DATASET EXCERPTS ->
****************
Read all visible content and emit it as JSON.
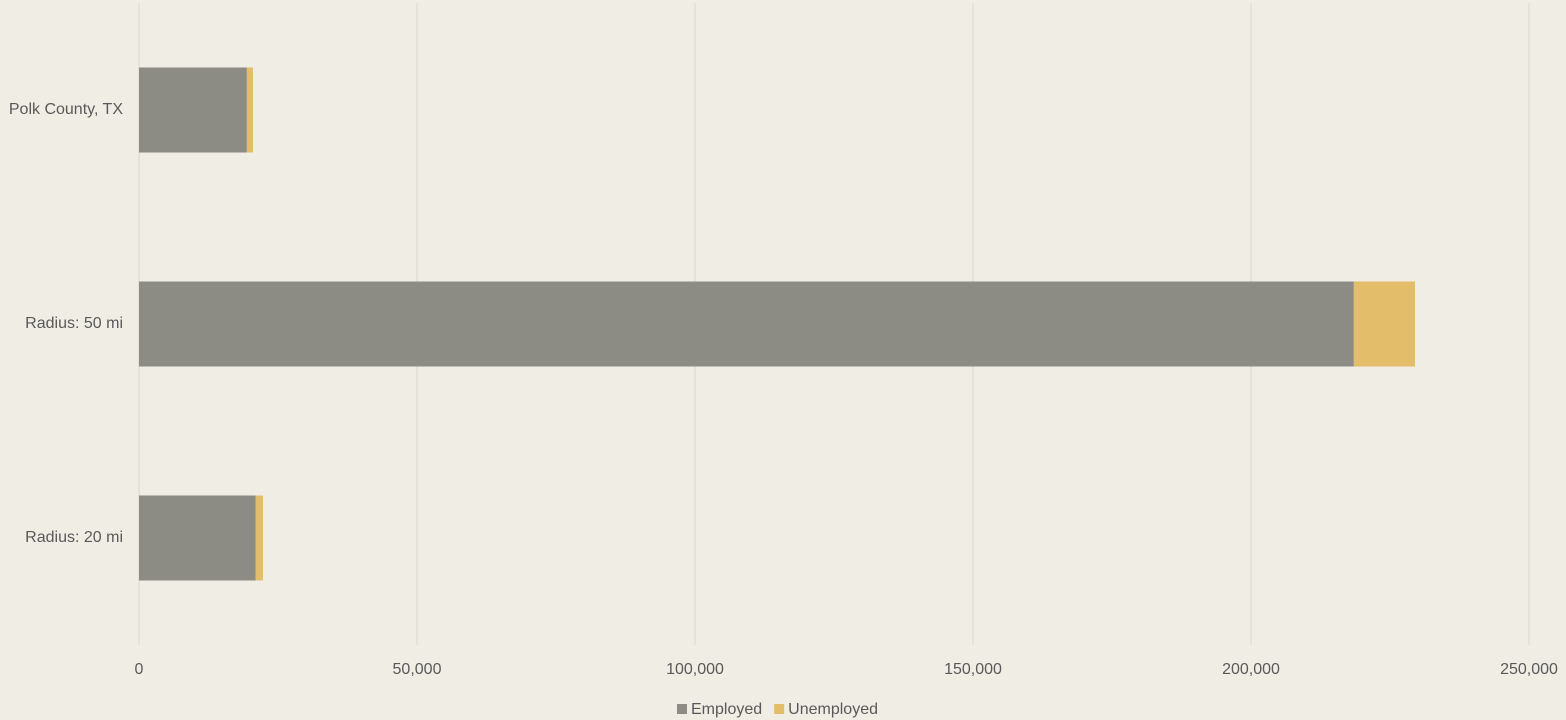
{
  "chart_data": {
    "type": "stacked-bar-horizontal",
    "categories": [
      "Polk County, TX",
      "Radius: 50 mi",
      "Radius: 20 mi"
    ],
    "series": [
      {
        "name": "Employed",
        "color": "#8c8c84",
        "values": [
          19400,
          218500,
          21000
        ]
      },
      {
        "name": "Unemployed",
        "color": "#e3bd6a",
        "values": [
          1100,
          11000,
          1300
        ]
      }
    ],
    "xlim": [
      0,
      250000
    ],
    "xticks": [
      0,
      {
        "value": 50000,
        "label": "50,000"
      },
      {
        "value": 100000,
        "label": "100,000"
      },
      {
        "value": 150000,
        "label": "150,000"
      },
      {
        "value": 200000,
        "label": "200,000"
      },
      {
        "value": 250000,
        "label": "250,000"
      }
    ],
    "grid": true,
    "legend": "bottom"
  }
}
****************
TASK BRIEF -> Quote the preceding listing precisely and completely, omitting its images.

ANSWER FOR THE TASK ->
Read all visible content and emit it as JSON.
{
  "chart_data": {
    "type": "stacked-bar-horizontal",
    "categories": [
      "Polk County, TX",
      "Radius: 50 mi",
      "Radius: 20 mi"
    ],
    "series": [
      {
        "name": "Employed",
        "color": "#8c8c84",
        "values": [
          19400,
          218500,
          21000
        ]
      },
      {
        "name": "Unemployed",
        "color": "#e3bd6a",
        "values": [
          1100,
          11000,
          1300
        ]
      }
    ],
    "xlim": [
      0,
      250000
    ],
    "xticks": [
      0,
      {
        "value": 50000,
        "label": "50,000"
      },
      {
        "value": 100000,
        "label": "100,000"
      },
      {
        "value": 150000,
        "label": "150,000"
      },
      {
        "value": 200000,
        "label": "200,000"
      },
      {
        "value": 250000,
        "label": "250,000"
      }
    ],
    "grid": true,
    "legend": "bottom"
  }
}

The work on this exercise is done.